#### Given passage
The extruded sheet 12, once cooled, can then be cut into door panels 30 of suitable dimension as shown, for example, in FIG. 5, by passing the extruded sheet 12 between the nip 27 of two die cutting rolls 29 and 31. As the die cut sheet 33 exits the nip 27, the individual door panels 30 can be separated from each other by a conveyor 35 moving at a slightly higher speed than the exiting cut sheet 33. The pattern provided on the two die cutting rolls 29 and 31 can be varied as required to provide the necessary perimeter dimensions for the door panels 30. The pattern can also provide for additional openings to receive mounting hardware, etc. Other known cutting elements can be substituted for the die cutting rolls 29 and 31.

As shown in FIG. 6, the door panels 30 reflect the surface features of the rolls 20 and 22. For example, the area 32 of the door panel 30 has a smooth surface formed by the smooth area 26 of the rolls 20 and 22. If the sheet 12 if formed of a substantially transparent plastic, the smooth area 32 can form a window that permits one to see objects on the opposite side of the door panel 30. The areas 34 of the door panel 30 have a textured or roughened surface that generally renders the sheet 12 sufficiently translucent to opaque to prevent any clear viewing of objects on the opposite side of the door panel 30, but may still allow light to pass through so that shadows and bright areas may still be discernable through the door panel 30.

One or more edges of the sheet 12 can be cut and or punched to provide notches 36 and/or holes 38, which can be used to accept hardware 40 for mounting the door panel 30, as shown, for example in FIG. 7. The cutting and/or punching can be achieved in a die-cutting operation as shown in FIG. 5, or may be the subject of a completely separate step once the door panels 30 have been isolated from each other. The hardware 40 can include, for example, a top member 42 adapted to extend horizontally across most or all of the width of the door panel 30. A hinge member 44 can be coupled to the top member 42. The hinge member 44 can be coupled to a support member 46 that is adapted to mount the hinge member 44 to a bulkhead adjacent to a doorway. While the door panels 30 of the present invention can be used singly as shown in FIG. 7, a more typical use will be as a pair of doors 30 mounted as shown in FIG. 8 to opposite sides of a common doorway. Other mounting arrangements are, of course, also possible.
########
#### Listing
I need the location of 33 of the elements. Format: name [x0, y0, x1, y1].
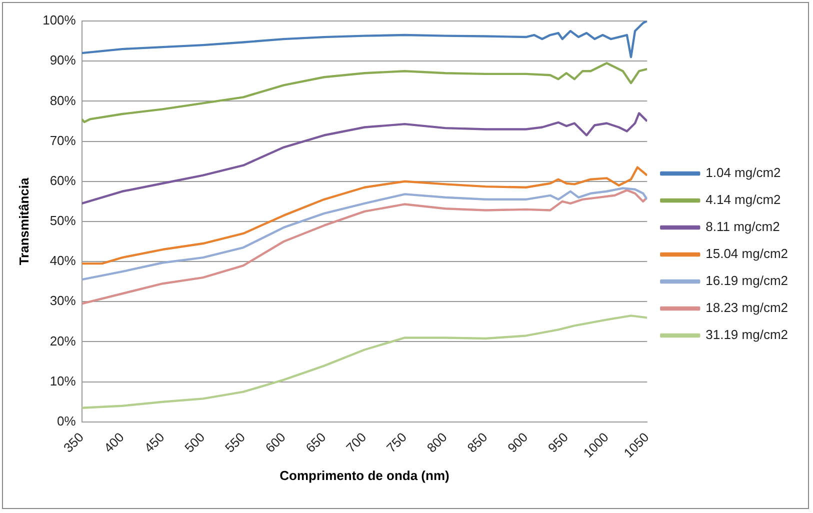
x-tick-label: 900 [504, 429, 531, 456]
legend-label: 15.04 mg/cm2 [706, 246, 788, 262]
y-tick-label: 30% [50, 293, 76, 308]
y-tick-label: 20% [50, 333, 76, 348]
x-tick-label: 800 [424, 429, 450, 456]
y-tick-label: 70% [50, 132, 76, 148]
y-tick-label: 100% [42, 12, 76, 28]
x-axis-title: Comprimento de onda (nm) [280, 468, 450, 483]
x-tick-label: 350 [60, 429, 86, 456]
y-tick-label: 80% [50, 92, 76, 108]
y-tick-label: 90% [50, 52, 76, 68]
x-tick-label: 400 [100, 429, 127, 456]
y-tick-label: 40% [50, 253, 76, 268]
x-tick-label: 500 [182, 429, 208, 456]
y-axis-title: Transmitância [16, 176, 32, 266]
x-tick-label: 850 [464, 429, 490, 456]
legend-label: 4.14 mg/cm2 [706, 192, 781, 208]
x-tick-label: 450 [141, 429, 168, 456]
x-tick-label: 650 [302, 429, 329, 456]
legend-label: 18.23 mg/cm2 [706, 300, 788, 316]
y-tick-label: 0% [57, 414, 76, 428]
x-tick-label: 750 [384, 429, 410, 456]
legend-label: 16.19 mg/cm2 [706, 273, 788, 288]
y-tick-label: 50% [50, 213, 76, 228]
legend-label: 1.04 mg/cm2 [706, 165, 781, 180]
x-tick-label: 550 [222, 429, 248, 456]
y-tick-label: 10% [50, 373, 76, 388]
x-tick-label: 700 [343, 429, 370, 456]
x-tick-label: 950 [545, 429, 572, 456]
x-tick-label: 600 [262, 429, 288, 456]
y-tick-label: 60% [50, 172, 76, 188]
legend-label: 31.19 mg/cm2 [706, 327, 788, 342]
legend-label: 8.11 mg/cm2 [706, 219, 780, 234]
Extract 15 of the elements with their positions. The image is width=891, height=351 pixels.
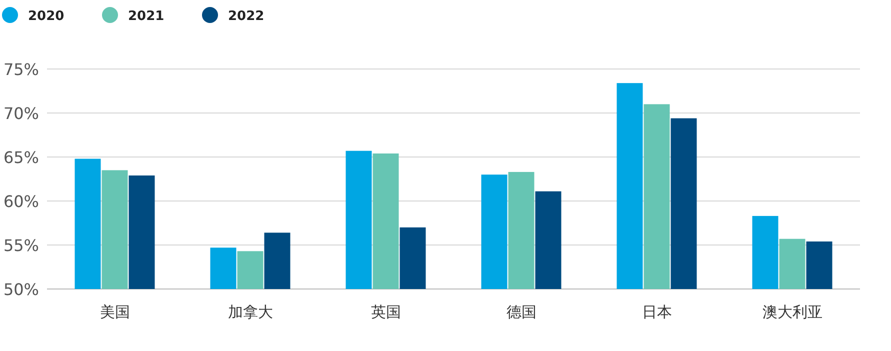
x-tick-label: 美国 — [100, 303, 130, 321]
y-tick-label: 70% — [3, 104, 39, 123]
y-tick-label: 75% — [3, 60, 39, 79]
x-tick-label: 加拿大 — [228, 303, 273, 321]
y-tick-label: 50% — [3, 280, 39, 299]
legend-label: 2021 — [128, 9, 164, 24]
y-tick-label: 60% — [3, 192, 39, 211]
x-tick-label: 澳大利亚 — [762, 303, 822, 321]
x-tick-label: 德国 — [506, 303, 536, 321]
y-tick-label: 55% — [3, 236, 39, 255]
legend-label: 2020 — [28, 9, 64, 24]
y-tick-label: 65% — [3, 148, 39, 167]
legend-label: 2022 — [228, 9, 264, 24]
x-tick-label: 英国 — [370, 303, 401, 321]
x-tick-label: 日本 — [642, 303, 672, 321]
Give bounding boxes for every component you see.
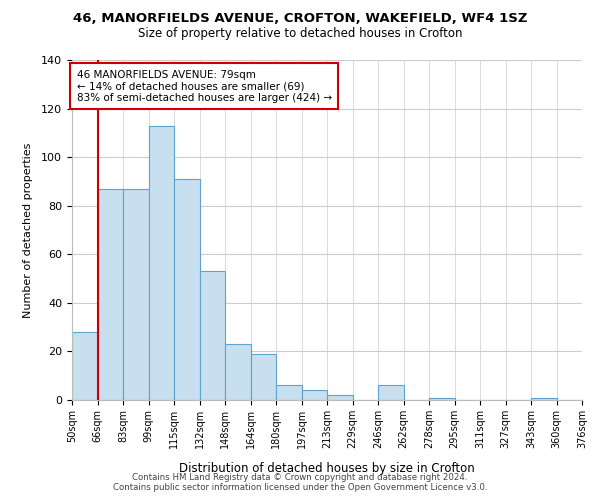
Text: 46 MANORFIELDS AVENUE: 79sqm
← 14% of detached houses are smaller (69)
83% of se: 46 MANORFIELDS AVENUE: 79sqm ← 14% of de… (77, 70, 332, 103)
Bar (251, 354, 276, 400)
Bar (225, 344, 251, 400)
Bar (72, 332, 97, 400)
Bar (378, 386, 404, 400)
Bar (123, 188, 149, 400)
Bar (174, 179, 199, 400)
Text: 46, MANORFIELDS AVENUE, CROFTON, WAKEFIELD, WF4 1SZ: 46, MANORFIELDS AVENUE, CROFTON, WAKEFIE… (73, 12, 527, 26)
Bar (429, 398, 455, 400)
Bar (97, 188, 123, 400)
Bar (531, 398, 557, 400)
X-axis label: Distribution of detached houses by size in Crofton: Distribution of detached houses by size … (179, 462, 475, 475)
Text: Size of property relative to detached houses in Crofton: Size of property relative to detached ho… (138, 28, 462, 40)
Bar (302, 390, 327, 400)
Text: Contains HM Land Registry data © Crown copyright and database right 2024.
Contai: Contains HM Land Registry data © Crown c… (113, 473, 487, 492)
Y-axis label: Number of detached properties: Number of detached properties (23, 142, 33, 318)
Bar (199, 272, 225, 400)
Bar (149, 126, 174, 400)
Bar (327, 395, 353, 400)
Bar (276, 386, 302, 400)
########
◆ Your tasks:
• A. In the door panel passage, what separates the individual door panels from each other as the die-cut sheet exits the nip?
• B. Repeat the part of the door panel passage starting at "As shown in FIG. 6, the" and ending at "through the door panel 30.".

◆ Results of the exercise:
• A. A conveyor moving at a slightly higher speed than the exiting cut sheet.

• B.
As shown in FIG. 6, the door panels 30 reflect the surface features of the rolls 20 and 22. For example, the area 32 of the door panel 30 has a smooth surface formed by the smooth area 26 of the rolls 20 and 22. If the sheet 12 if formed of a substantially transparent plastic, the smooth area 32 can form a window that permits one to see objects on the opposite side of the door panel 30. The areas 34 of the door panel 30 have a textured or roughened surface that generally renders the sheet 12 sufficiently translucent to opaque to prevent any clear viewing of objects on the opposite side of the door panel 30, but may still allow light to pass through so that shadows and bright areas may still be discernable through the door panel 30.